* [To be done] Write out the material exactly, without any of its pictures.

* [Collected data entries]
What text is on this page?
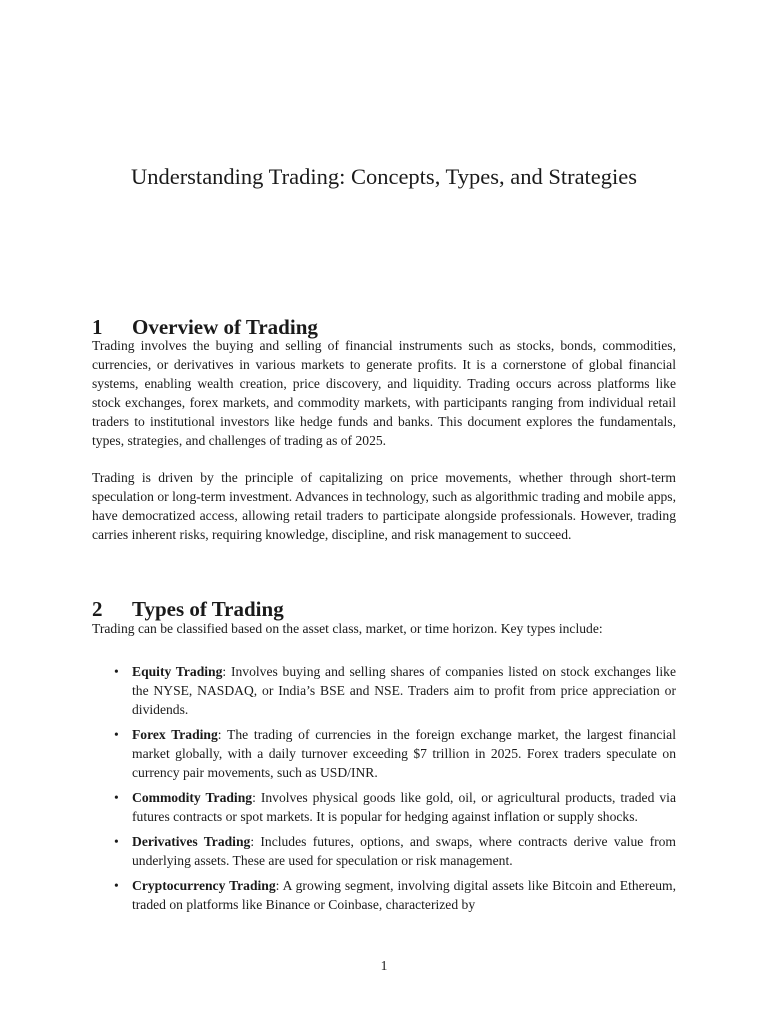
Understanding Trading: Concepts, Types, and Strategies
1 Overview of Trading

Trading involves the buying and selling of financial instruments such as stocks, bonds, commodities, currencies, or derivatives in various markets to generate profits. It is a cornerstone of global financial systems, enabling wealth creation, price discovery, and liquidity. Trading occurs across platforms like stock exchanges, forex markets, and commodity markets, with participants ranging from individual retail traders to institutional investors like hedge funds and banks. This document explores the fundamentals, types, strategies, and challenges of trading as of 2025.

Trading is driven by the principle of capitalizing on price movements, whether through short-term speculation or long-term investment. Advances in technology, such as algorithmic trading and mobile apps, have democratized access, allowing retail traders to participate alongside professionals. However, trading carries inherent risks, requiring knowledge, discipline, and risk management to succeed.

2 Types of Trading

Trading can be classified based on the asset class, market, or time horizon. Key types include:

• Equity Trading: Involves buying and selling shares of companies listed on stock exchanges like the NYSE, NASDAQ, or India’s BSE and NSE. Traders aim to profit from price appreciation or dividends.
• Forex Trading: The trading of currencies in the foreign exchange market, the largest financial market globally, with a daily turnover exceeding $7 trillion in 2025. Forex traders speculate on currency pair movements, such as USD/INR.
• Commodity Trading: Involves physical goods like gold, oil, or agricultural products, traded via futures contracts or spot markets. It is popular for hedging against inflation or supply shocks.
• Derivatives Trading: Includes futures, options, and swaps, where contracts derive value from underlying assets. These are used for speculation or risk management.
• Cryptocurrency Trading: A growing segment, involving digital assets like Bitcoin and Ethereum, traded on platforms like Binance or Coinbase, characterized by
1
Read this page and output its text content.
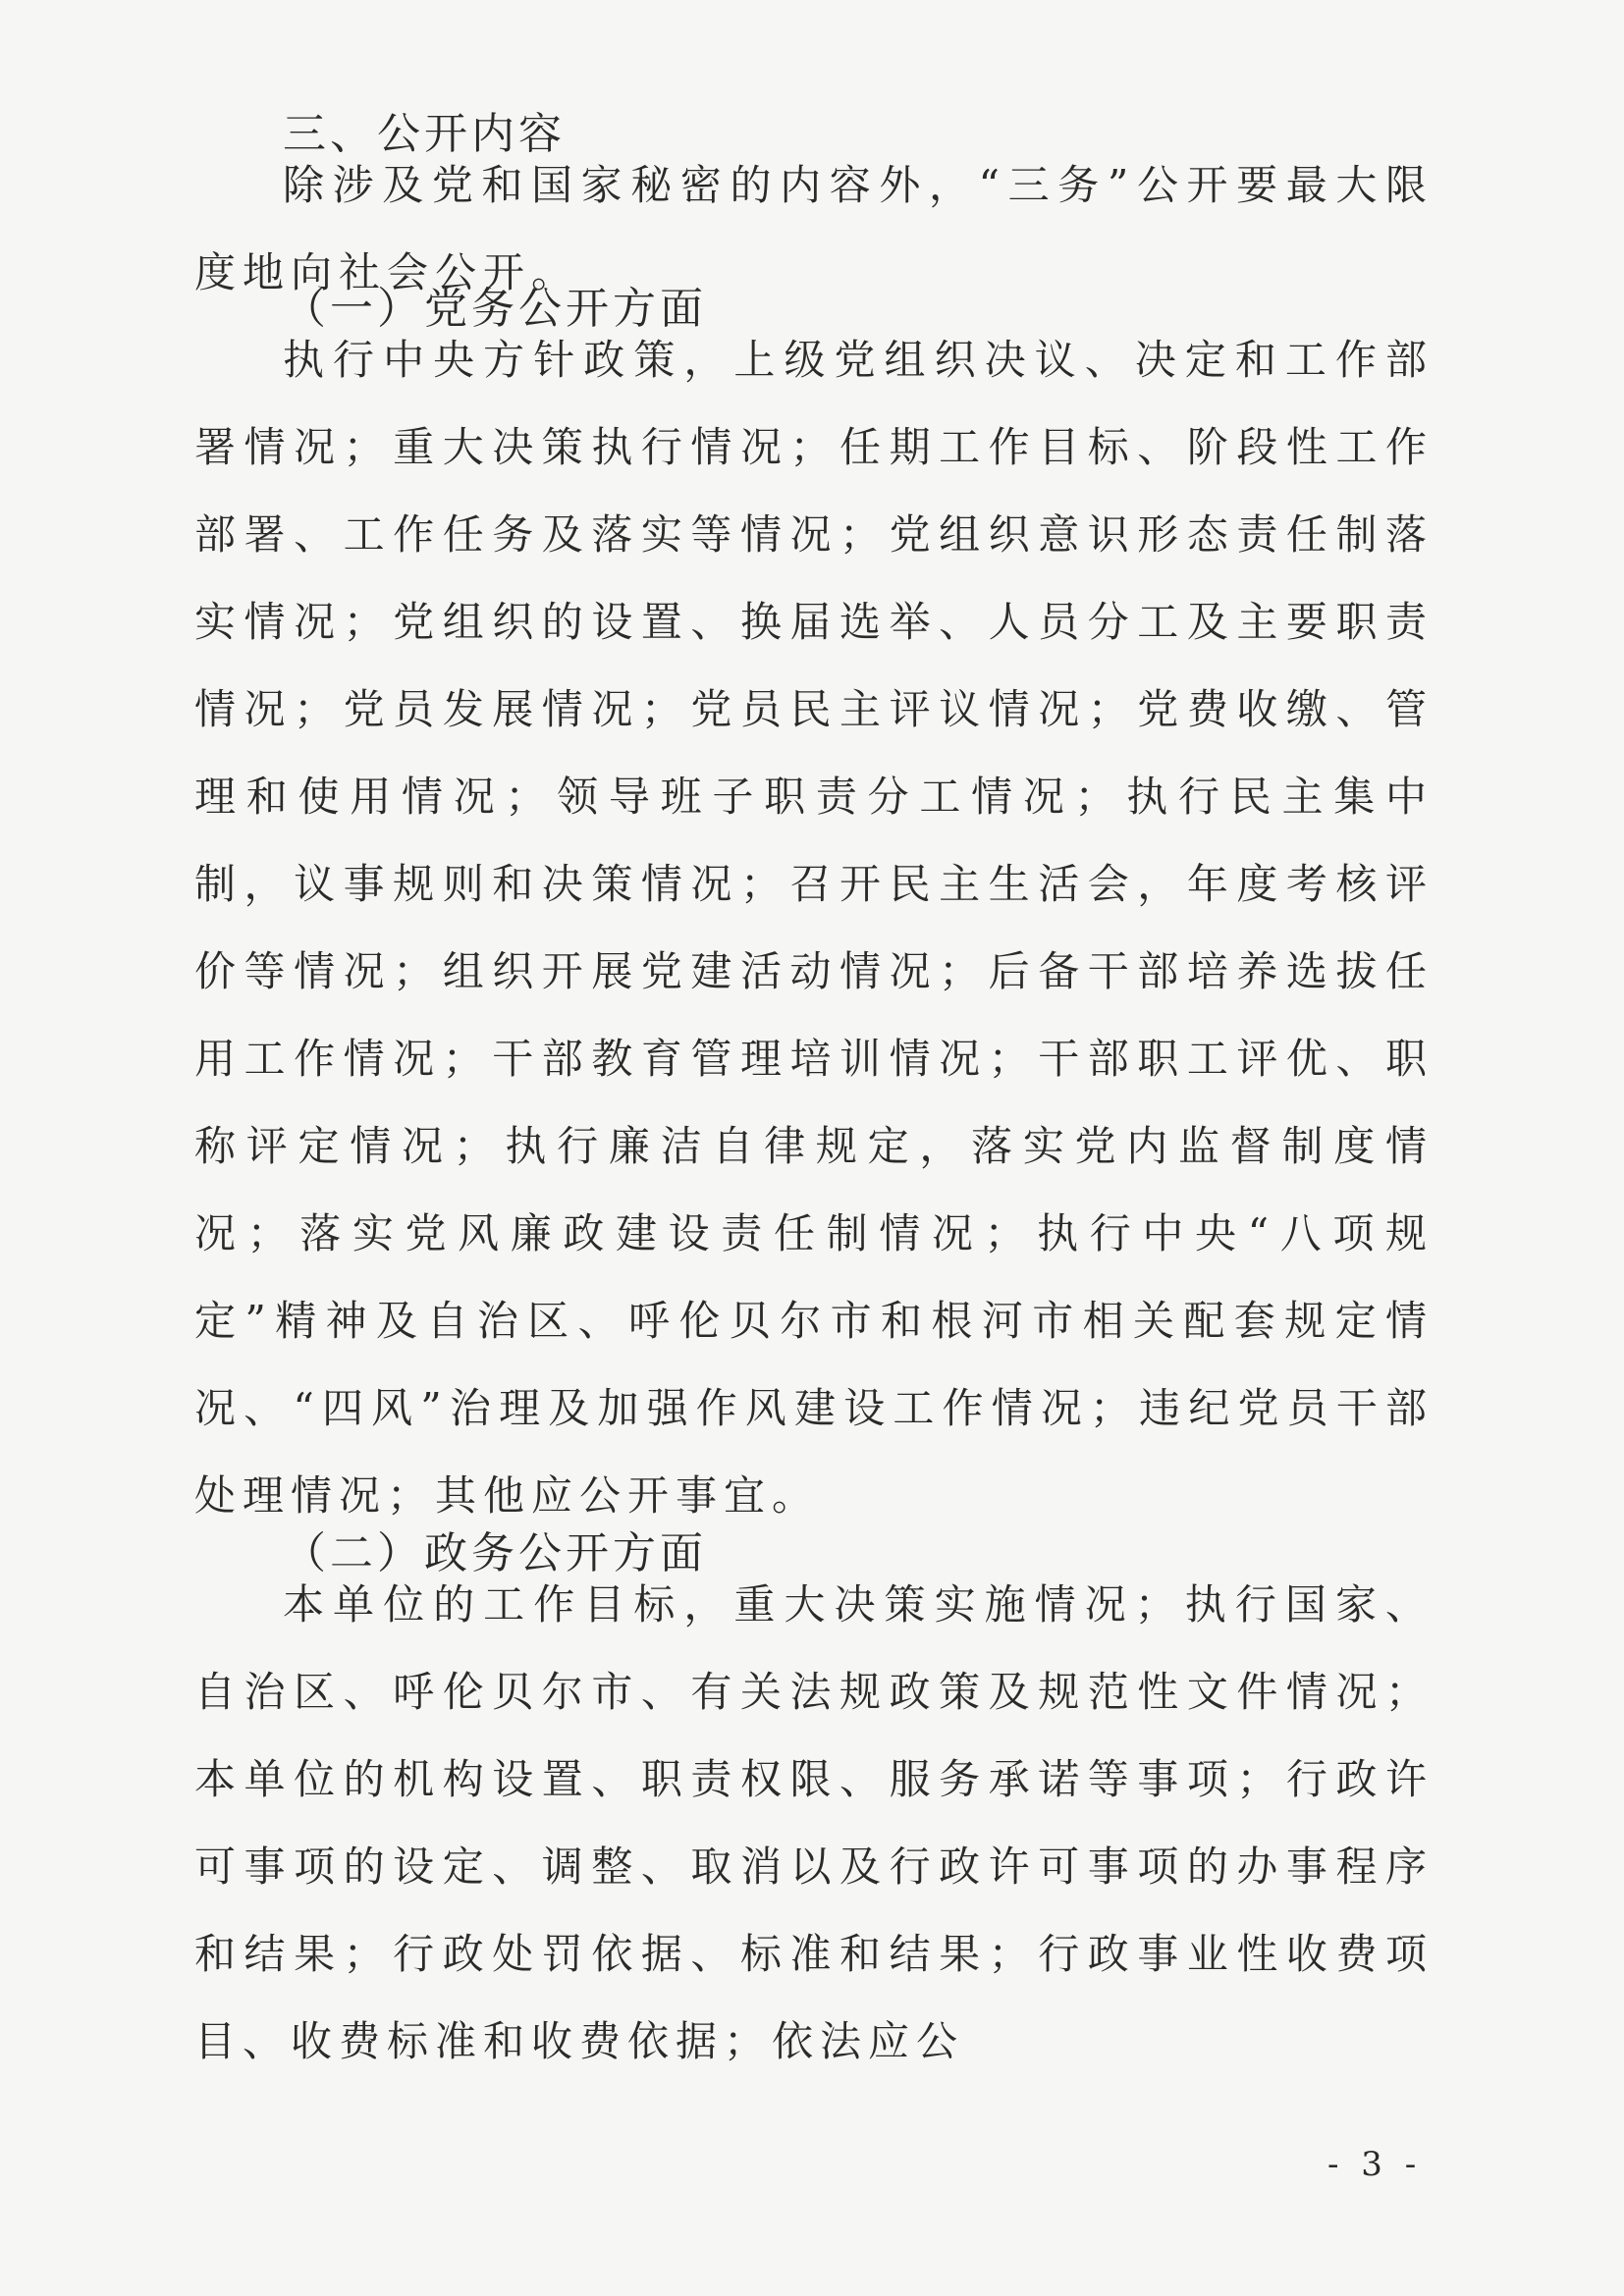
三、公开内容

除涉及党和国家秘密的内容外，“三务”公开要最大限度地向社会公开。

（一）党务公开方面

执行中央方针政策，上级党组织决议、决定和工作部署情况；重大决策执行情况；任期工作目标、阶段性工作部署、工作任务及落实等情况；党组织意识形态责任制落实情况；党组织的设置、换届选举、人员分工及主要职责情况；党员发展情况；党员民主评议情况；党费收缴、管理和使用情况；领导班子职责分工情况；执行民主集中制，议事规则和决策情况；召开民主生活会，年度考核评价等情况；组织开展党建活动情况；后备干部培养选拔任用工作情况；干部教育管理培训情况；干部职工评优、职称评定情况；执行廉洁自律规定，落实党内监督制度情况；落实党风廉政建设责任制情况；执行中央“八项规定”精神及自治区、呼伦贝尔市和根河市相关配套规定情况、“四风”治理及加强作风建设工作情况；违纪党员干部处理情况；其他应公开事宜。

（二）政务公开方面

本单位的工作目标，重大决策实施情况；执行国家、自治区、呼伦贝尔市、有关法规政策及规范性文件情况；本单位的机构设置、职责权限、服务承诺等事项；行政许可事项的设定、调整、取消以及行政许可事项的办事程序和结果；行政处罚依据、标准和结果；行政事业性收费项目、收费标准和收费依据；依法应公

- 3 -
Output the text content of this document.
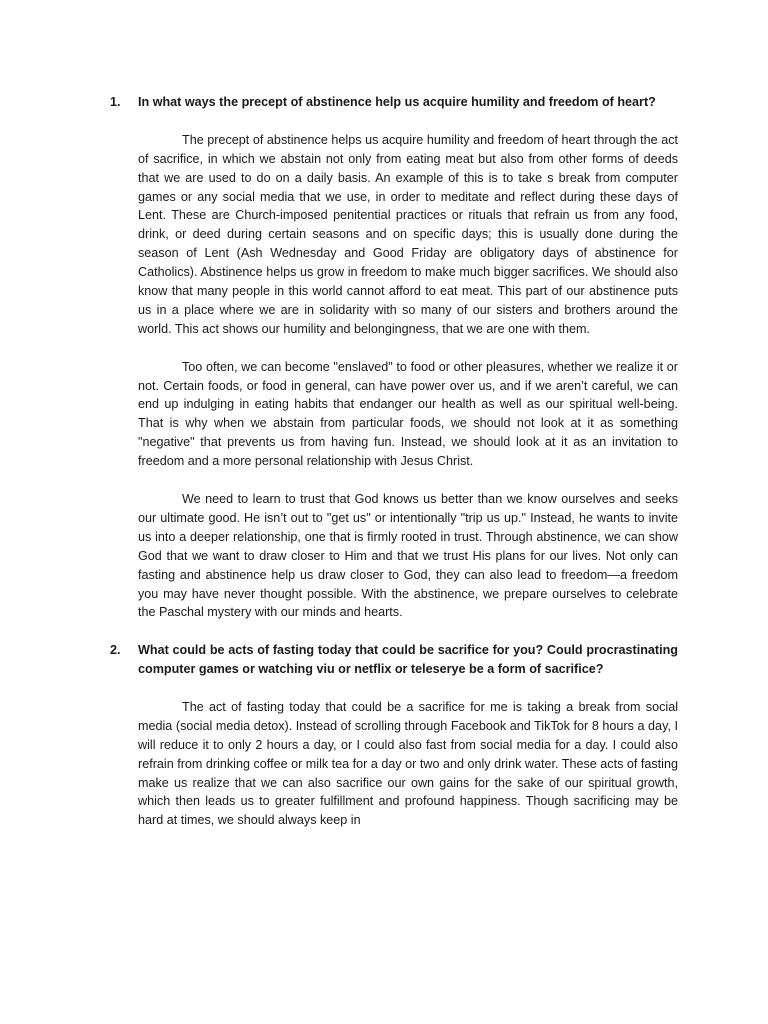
1.	In what ways the precept of abstinence help us acquire humility and freedom of heart?

The precept of abstinence helps us acquire humility and freedom of heart through the act of sacrifice, in which we abstain not only from eating meat but also from other forms of deeds that we are used to do on a daily basis. An example of this is to take s break from computer games or any social media that we use, in order to meditate and reflect during these days of Lent. These are Church-imposed penitential practices or rituals that refrain us from any food, drink, or deed during certain seasons and on specific days; this is usually done during the season of Lent (Ash Wednesday and Good Friday are obligatory days of abstinence for Catholics). Abstinence helps us grow in freedom to make much bigger sacrifices. We should also know that many people in this world cannot afford to eat meat. This part of our abstinence puts us in a place where we are in solidarity with so many of our sisters and brothers around the world. This act shows our humility and belongingness, that we are one with them.

Too often, we can become "enslaved" to food or other pleasures, whether we realize it or not. Certain foods, or food in general, can have power over us, and if we aren’t careful, we can end up indulging in eating habits that endanger our health as well as our spiritual well-being. That is why when we abstain from particular foods, we should not look at it as something "negative" that prevents us from having fun. Instead, we should look at it as an invitation to freedom and a more personal relationship with Jesus Christ.

We need to learn to trust that God knows us better than we know ourselves and seeks our ultimate good. He isn’t out to "get us" or intentionally "trip us up." Instead, he wants to invite us into a deeper relationship, one that is firmly rooted in trust. Through abstinence, we can show God that we want to draw closer to Him and that we trust His plans for our lives. Not only can fasting and abstinence help us draw closer to God, they can also lead to freedom—a freedom you may have never thought possible. With the abstinence, we prepare ourselves to celebrate the Paschal mystery with our minds and hearts.

2.	What could be acts of fasting today that could be sacrifice for you? Could procrastinating computer games or watching viu or netflix or teleserye be a form of sacrifice?

The act of fasting today that could be a sacrifice for me is taking a break from social media (social media detox). Instead of scrolling through Facebook and TikTok for 8 hours a day, I will reduce it to only 2 hours a day, or I could also fast from social media for a day. I could also refrain from drinking coffee or milk tea for a day or two and only drink water. These acts of fasting make us realize that we can also sacrifice our own gains for the sake of our spiritual growth, which then leads us to greater fulfillment and profound happiness. Though sacrificing may be hard at times, we should always keep in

* [Worked solution]
What text is on this page?
Understanding Trading: Concepts, Types, and Strategies
1 Overview of Trading

Trading involves the buying and selling of financial instruments such as stocks, bonds, commodities, currencies, or derivatives in various markets to generate profits. It is a cornerstone of global financial systems, enabling wealth creation, price discovery, and liquidity. Trading occurs across platforms like stock exchanges, forex markets, and commodity markets, with participants ranging from individual retail traders to institutional investors like hedge funds and banks. This document explores the fundamentals, types, strategies, and challenges of trading as of 2025.

Trading is driven by the principle of capitalizing on price movements, whether through short-term speculation or long-term investment. Advances in technology, such as algorithmic trading and mobile apps, have democratized access, allowing retail traders to participate alongside professionals. However, trading carries inherent risks, requiring knowledge, discipline, and risk management to succeed.

2 Types of Trading

Trading can be classified based on the asset class, market, or time horizon. Key types include:

• Equity Trading: Involves buying and selling shares of companies listed on stock exchanges like the NYSE, NASDAQ, or India’s BSE and NSE. Traders aim to profit from price appreciation or dividends.
• Forex Trading: The trading of currencies in the foreign exchange market, the largest financial market globally, with a daily turnover exceeding $7 trillion in 2025. Forex traders speculate on currency pair movements, such as USD/INR.
• Commodity Trading: Involves physical goods like gold, oil, or agricultural products, traded via futures contracts or spot markets. It is popular for hedging against inflation or supply shocks.
• Derivatives Trading: Includes futures, options, and swaps, where contracts derive value from underlying assets. These are used for speculation or risk management.
• Cryptocurrency Trading: A growing segment, involving digital assets like Bitcoin and Ethereum, traded on platforms like Binance or Coinbase, characterized by
1
Read this page and output its text content.
三、公开内容

除涉及党和国家秘密的内容外，“三务”公开要最大限度地向社会公开。

（一）党务公开方面

执行中央方针政策，上级党组织决议、决定和工作部署情况；重大决策执行情况；任期工作目标、阶段性工作部署、工作任务及落实等情况；党组织意识形态责任制落实情况；党组织的设置、换届选举、人员分工及主要职责情况；党员发展情况；党员民主评议情况；党费收缴、管理和使用情况；领导班子职责分工情况；执行民主集中制，议事规则和决策情况；召开民主生活会，年度考核评价等情况；组织开展党建活动情况；后备干部培养选拔任用工作情况；干部教育管理培训情况；干部职工评优、职称评定情况；执行廉洁自律规定，落实党内监督制度情况；落实党风廉政建设责任制情况；执行中央“八项规定”精神及自治区、呼伦贝尔市和根河市相关配套规定情况、“四风”治理及加强作风建设工作情况；违纪党员干部处理情况；其他应公开事宜。

（二）政务公开方面

本单位的工作目标，重大决策实施情况；执行国家、自治区、呼伦贝尔市、有关法规政策及规范性文件情况；本单位的机构设置、职责权限、服务承诺等事项；行政许可事项的设定、调整、取消以及行政许可事项的办事程序和结果；行政处罚依据、标准和结果；行政事业性收费项目、收费标准和收费依据；依法应公

- 3 -
Output the text content of this document.
1.	In what ways the precept of abstinence help us acquire humility and freedom of heart?

The precept of abstinence helps us acquire humility and freedom of heart through the act of sacrifice, in which we abstain not only from eating meat but also from other forms of deeds that we are used to do on a daily basis. An example of this is to take s break from computer games or any social media that we use, in order to meditate and reflect during these days of Lent. These are Church-imposed penitential practices or rituals that refrain us from any food, drink, or deed during certain seasons and on specific days; this is usually done during the season of Lent (Ash Wednesday and Good Friday are obligatory days of abstinence for Catholics). Abstinence helps us grow in freedom to make much bigger sacrifices. We should also know that many people in this world cannot afford to eat meat. This part of our abstinence puts us in a place where we are in solidarity with so many of our sisters and brothers around the world. This act shows our humility and belongingness, that we are one with them.

Too often, we can become "enslaved" to food or other pleasures, whether we realize it or not. Certain foods, or food in general, can have power over us, and if we aren’t careful, we can end up indulging in eating habits that endanger our health as well as our spiritual well-being. That is why when we abstain from particular foods, we should not look at it as something "negative" that prevents us from having fun. Instead, we should look at it as an invitation to freedom and a more personal relationship with Jesus Christ.

We need to learn to trust that God knows us better than we know ourselves and seeks our ultimate good. He isn’t out to "get us" or intentionally "trip us up." Instead, he wants to invite us into a deeper relationship, one that is firmly rooted in trust. Through abstinence, we can show God that we want to draw closer to Him and that we trust His plans for our lives. Not only can fasting and abstinence help us draw closer to God, they can also lead to freedom—a freedom you may have never thought possible. With the abstinence, we prepare ourselves to celebrate the Paschal mystery with our minds and hearts.

2.	What could be acts of fasting today that could be sacrifice for you? Could procrastinating computer games or watching viu or netflix or teleserye be a form of sacrifice?

The act of fasting today that could be a sacrifice for me is taking a break from social media (social media detox). Instead of scrolling through Facebook and TikTok for 8 hours a day, I will reduce it to only 2 hours a day, or I could also fast from social media for a day. I could also refrain from drinking coffee or milk tea for a day or two and only drink water. These acts of fasting make us realize that we can also sacrifice our own gains for the sake of our spiritual growth, which then leads us to greater fulfillment and profound happiness. Though sacrificing may be hard at times, we should always keep in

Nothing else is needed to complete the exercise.